→ **DIRECTIONS FOR THIS TASK**
Copy each line of the entries beneath that contains the word "JSON".

→ **EXERCISE DATA**
○ ○ ○ ○ ○ ○ ○
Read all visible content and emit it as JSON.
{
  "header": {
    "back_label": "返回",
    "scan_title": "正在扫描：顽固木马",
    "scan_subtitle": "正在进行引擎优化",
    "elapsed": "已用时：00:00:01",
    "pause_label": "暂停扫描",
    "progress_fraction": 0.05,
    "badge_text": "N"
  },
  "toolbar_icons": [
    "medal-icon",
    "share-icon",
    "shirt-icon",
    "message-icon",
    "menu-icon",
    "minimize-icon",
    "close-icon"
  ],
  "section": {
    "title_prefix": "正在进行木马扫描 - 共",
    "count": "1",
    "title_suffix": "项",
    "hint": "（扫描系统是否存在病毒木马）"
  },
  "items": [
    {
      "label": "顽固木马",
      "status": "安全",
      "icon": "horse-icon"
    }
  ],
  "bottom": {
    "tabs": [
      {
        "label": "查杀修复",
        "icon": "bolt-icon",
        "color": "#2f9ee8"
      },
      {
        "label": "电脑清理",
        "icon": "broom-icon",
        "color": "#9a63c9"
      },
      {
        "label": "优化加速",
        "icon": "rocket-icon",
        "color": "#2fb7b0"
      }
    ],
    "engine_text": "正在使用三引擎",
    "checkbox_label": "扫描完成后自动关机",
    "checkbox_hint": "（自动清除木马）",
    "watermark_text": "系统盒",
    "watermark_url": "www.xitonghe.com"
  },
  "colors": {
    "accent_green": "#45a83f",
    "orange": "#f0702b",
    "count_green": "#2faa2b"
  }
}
○ ○ ○ ○ ○ ○ ○
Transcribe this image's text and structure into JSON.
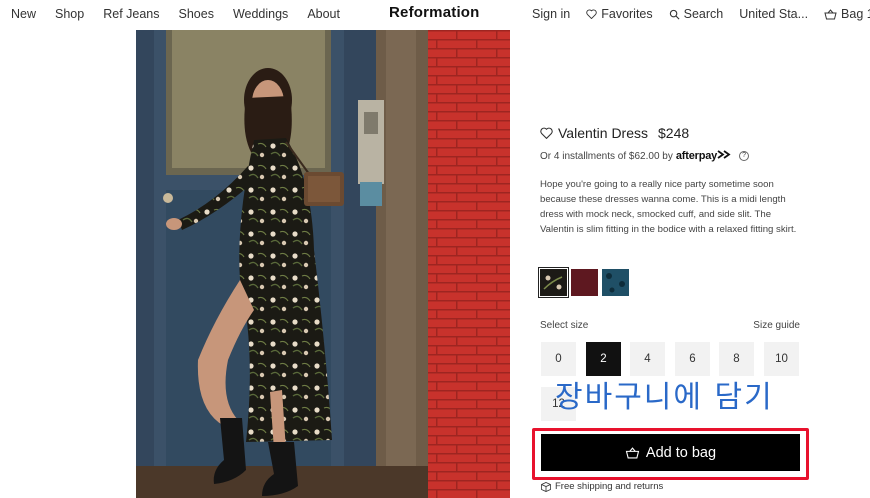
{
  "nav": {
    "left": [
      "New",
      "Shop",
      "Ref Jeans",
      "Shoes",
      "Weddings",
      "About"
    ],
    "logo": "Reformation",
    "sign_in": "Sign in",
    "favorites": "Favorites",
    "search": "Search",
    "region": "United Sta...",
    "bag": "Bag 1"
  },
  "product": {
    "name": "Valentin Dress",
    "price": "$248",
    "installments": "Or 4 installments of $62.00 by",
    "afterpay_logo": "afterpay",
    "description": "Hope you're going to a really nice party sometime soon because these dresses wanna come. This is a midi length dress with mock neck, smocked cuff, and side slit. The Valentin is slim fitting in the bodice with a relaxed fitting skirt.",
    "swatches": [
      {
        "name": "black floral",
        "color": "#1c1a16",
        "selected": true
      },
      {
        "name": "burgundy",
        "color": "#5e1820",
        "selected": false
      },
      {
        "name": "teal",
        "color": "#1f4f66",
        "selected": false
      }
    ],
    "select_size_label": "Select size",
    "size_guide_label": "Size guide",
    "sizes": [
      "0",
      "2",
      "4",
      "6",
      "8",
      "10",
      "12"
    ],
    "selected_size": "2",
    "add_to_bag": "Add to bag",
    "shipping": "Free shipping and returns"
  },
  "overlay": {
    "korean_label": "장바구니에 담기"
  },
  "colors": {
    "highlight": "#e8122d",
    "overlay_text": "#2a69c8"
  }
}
○ ○ ○ ○ ○ ○ ○
→ **REPLY**
Read all visible content and emit it as JSON.
Transcribe this image's text and structure into JSON.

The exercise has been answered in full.